▶ [WHAT TO DO]:
Reproduce the records below in full and without edits, omitting images.

[start of AVAILABLE DATA]

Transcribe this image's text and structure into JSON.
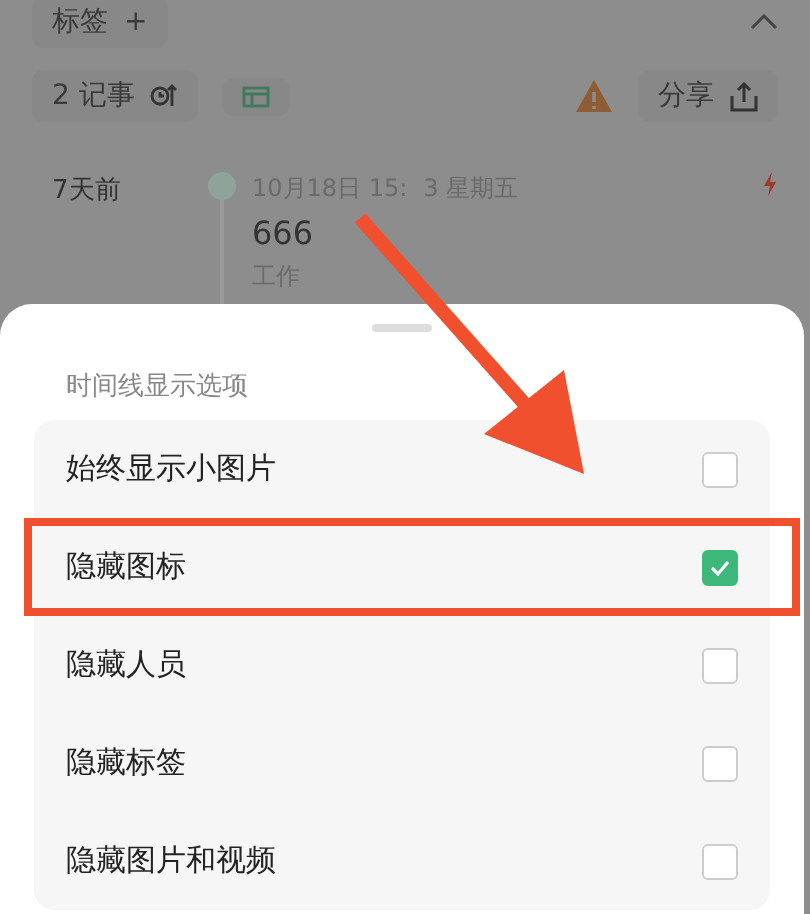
{
  "background": {
    "tag_chip": {
      "label": "标签",
      "add": "+"
    },
    "toolbar": {
      "count": "2 记事",
      "share": "分享"
    },
    "timeline": [
      {
        "age": "7天前",
        "date_before": "10月18日 15:",
        "date_after": "3 星期五",
        "title": "666",
        "tag": "工作"
      }
    ]
  },
  "sheet": {
    "title": "时间线显示选项",
    "options": [
      {
        "label": "始终显示小图片",
        "checked": false,
        "highlighted": false
      },
      {
        "label": "隐藏图标",
        "checked": true,
        "highlighted": true
      },
      {
        "label": "隐藏人员",
        "checked": false,
        "highlighted": false
      },
      {
        "label": "隐藏标签",
        "checked": false,
        "highlighted": false
      },
      {
        "label": "隐藏图片和视频",
        "checked": false,
        "highlighted": false
      }
    ]
  }
}
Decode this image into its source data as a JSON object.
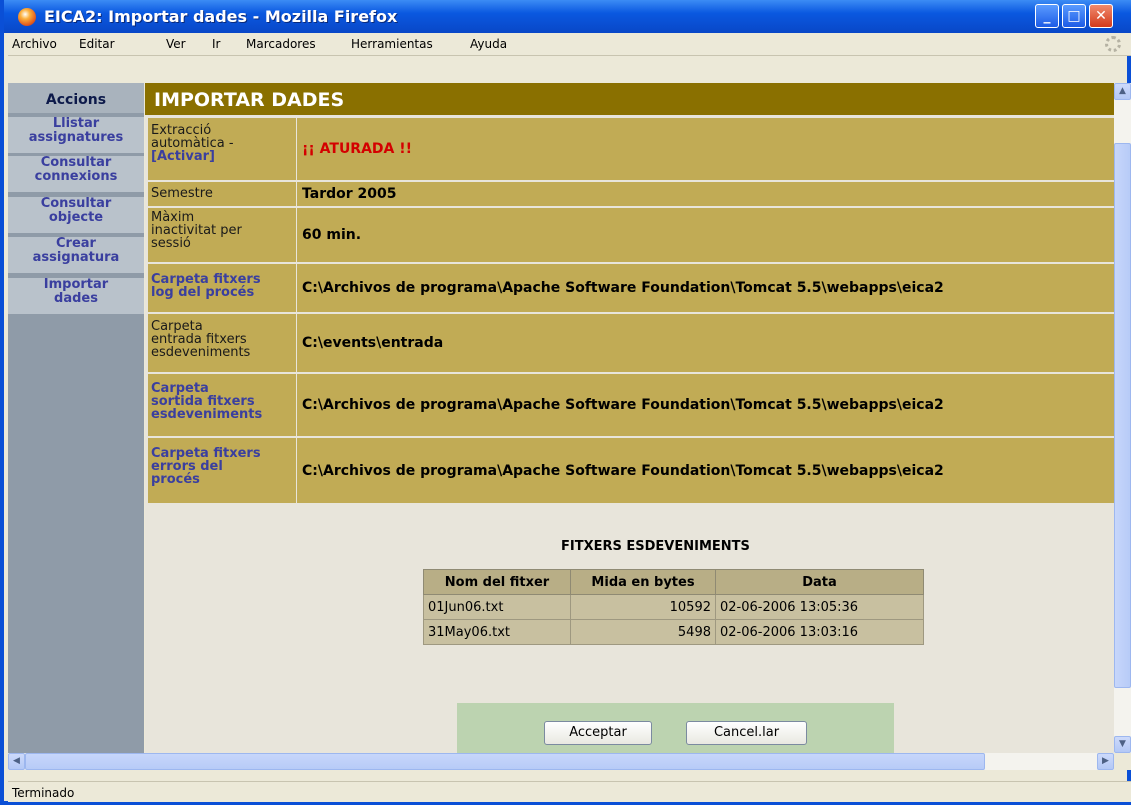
{
  "window": {
    "title": "EICA2: Importar dades - Mozilla Firefox"
  },
  "menubar": [
    "Archivo",
    "Editar",
    "Ver",
    "Ir",
    "Marcadores",
    "Herramientas",
    "Ayuda"
  ],
  "sidebar": {
    "title": "Accions",
    "items": [
      {
        "line1": "Llistar",
        "line2": "assignatures"
      },
      {
        "line1": "Consultar",
        "line2": "connexions"
      },
      {
        "line1": "Consultar",
        "line2": "objecte"
      },
      {
        "line1": "Crear",
        "line2": "assignatura"
      },
      {
        "line1": "Importar",
        "line2": "dades"
      }
    ]
  },
  "page": {
    "title": "IMPORTAR DADES"
  },
  "rows": [
    {
      "label_lines": [
        "Extracció",
        "automàtica -"
      ],
      "label_link": "[Activar]",
      "value": "¡¡ ATURADA !!"
    },
    {
      "label_lines": [
        "Semestre"
      ],
      "value": "Tardor 2005"
    },
    {
      "label_lines": [
        "Màxim",
        "inactivitat per",
        "sessió"
      ],
      "value": "60 min."
    },
    {
      "label_lines": [
        "Carpeta fitxers",
        "log del procés"
      ],
      "value": "C:\\Archivos de programa\\Apache Software Foundation\\Tomcat 5.5\\webapps\\eica2"
    },
    {
      "label_lines": [
        "Carpeta",
        "entrada fitxers",
        "esdeveniments"
      ],
      "value": "C:\\events\\entrada"
    },
    {
      "label_lines": [
        "Carpeta",
        "sortida fitxers",
        "esdeveniments"
      ],
      "value": "C:\\Archivos de programa\\Apache Software Foundation\\Tomcat 5.5\\webapps\\eica2"
    },
    {
      "label_lines": [
        "Carpeta fitxers",
        "errors del",
        "procés"
      ],
      "value": "C:\\Archivos de programa\\Apache Software Foundation\\Tomcat 5.5\\webapps\\eica2"
    }
  ],
  "files": {
    "title": "FITXERS ESDEVENIMENTS",
    "headers": [
      "Nom del fitxer",
      "Mida en bytes",
      "Data"
    ],
    "rows": [
      [
        "01Jun06.txt",
        "10592",
        "02-06-2006 13:05:36"
      ],
      [
        "31May06.txt",
        "5498",
        "02-06-2006 13:03:16"
      ]
    ]
  },
  "buttons": {
    "accept": "Acceptar",
    "cancel": "Cancel.lar"
  },
  "status": "Terminado",
  "colors": {
    "header_bg": "#8a7000",
    "row_bg": "#c1ab55",
    "alert": "#d40000",
    "link": "#3a3f9f"
  },
  "icons": [
    "firefox-icon",
    "minimize-icon",
    "maximize-icon",
    "close-icon",
    "throbber-icon",
    "scroll-up-icon",
    "scroll-down-icon",
    "scroll-left-icon",
    "scroll-right-icon"
  ]
}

[end of AVAILABLE DATA]

▶ [WRITTEN SOLUTION]:
Transcribe this image's text and structure into JSON.
{
  "background": {
    "tag_chip": {
      "label": "标签",
      "add": "+"
    },
    "toolbar": {
      "count": "2 记事",
      "share": "分享"
    },
    "timeline": [
      {
        "age": "7天前",
        "date_before": "10月18日 15:",
        "date_after": "3 星期五",
        "title": "666",
        "tag": "工作"
      }
    ]
  },
  "sheet": {
    "title": "时间线显示选项",
    "options": [
      {
        "label": "始终显示小图片",
        "checked": false,
        "highlighted": false
      },
      {
        "label": "隐藏图标",
        "checked": true,
        "highlighted": true
      },
      {
        "label": "隐藏人员",
        "checked": false,
        "highlighted": false
      },
      {
        "label": "隐藏标签",
        "checked": false,
        "highlighted": false
      },
      {
        "label": "隐藏图片和视频",
        "checked": false,
        "highlighted": false
      }
    ]
  }
}
Decode this image into its source data as a JSON object.
{
  "window": {
    "title": "EICA2: Importar dades - Mozilla Firefox"
  },
  "menubar": [
    "Archivo",
    "Editar",
    "Ver",
    "Ir",
    "Marcadores",
    "Herramientas",
    "Ayuda"
  ],
  "sidebar": {
    "title": "Accions",
    "items": [
      {
        "line1": "Llistar",
        "line2": "assignatures"
      },
      {
        "line1": "Consultar",
        "line2": "connexions"
      },
      {
        "line1": "Consultar",
        "line2": "objecte"
      },
      {
        "line1": "Crear",
        "line2": "assignatura"
      },
      {
        "line1": "Importar",
        "line2": "dades"
      }
    ]
  },
  "page": {
    "title": "IMPORTAR DADES"
  },
  "rows": [
    {
      "label_lines": [
        "Extracció",
        "automàtica -"
      ],
      "label_link": "[Activar]",
      "value": "¡¡ ATURADA !!"
    },
    {
      "label_lines": [
        "Semestre"
      ],
      "value": "Tardor 2005"
    },
    {
      "label_lines": [
        "Màxim",
        "inactivitat per",
        "sessió"
      ],
      "value": "60 min."
    },
    {
      "label_lines": [
        "Carpeta fitxers",
        "log del procés"
      ],
      "value": "C:\\Archivos de programa\\Apache Software Foundation\\Tomcat 5.5\\webapps\\eica2"
    },
    {
      "label_lines": [
        "Carpeta",
        "entrada fitxers",
        "esdeveniments"
      ],
      "value": "C:\\events\\entrada"
    },
    {
      "label_lines": [
        "Carpeta",
        "sortida fitxers",
        "esdeveniments"
      ],
      "value": "C:\\Archivos de programa\\Apache Software Foundation\\Tomcat 5.5\\webapps\\eica2"
    },
    {
      "label_lines": [
        "Carpeta fitxers",
        "errors del",
        "procés"
      ],
      "value": "C:\\Archivos de programa\\Apache Software Foundation\\Tomcat 5.5\\webapps\\eica2"
    }
  ],
  "files": {
    "title": "FITXERS ESDEVENIMENTS",
    "headers": [
      "Nom del fitxer",
      "Mida en bytes",
      "Data"
    ],
    "rows": [
      [
        "01Jun06.txt",
        "10592",
        "02-06-2006 13:05:36"
      ],
      [
        "31May06.txt",
        "5498",
        "02-06-2006 13:03:16"
      ]
    ]
  },
  "buttons": {
    "accept": "Acceptar",
    "cancel": "Cancel.lar"
  },
  "status": "Terminado",
  "colors": {
    "header_bg": "#8a7000",
    "row_bg": "#c1ab55",
    "alert": "#d40000",
    "link": "#3a3f9f"
  },
  "icons": [
    "firefox-icon",
    "minimize-icon",
    "maximize-icon",
    "close-icon",
    "throbber-icon",
    "scroll-up-icon",
    "scroll-down-icon",
    "scroll-left-icon",
    "scroll-right-icon"
  ]
}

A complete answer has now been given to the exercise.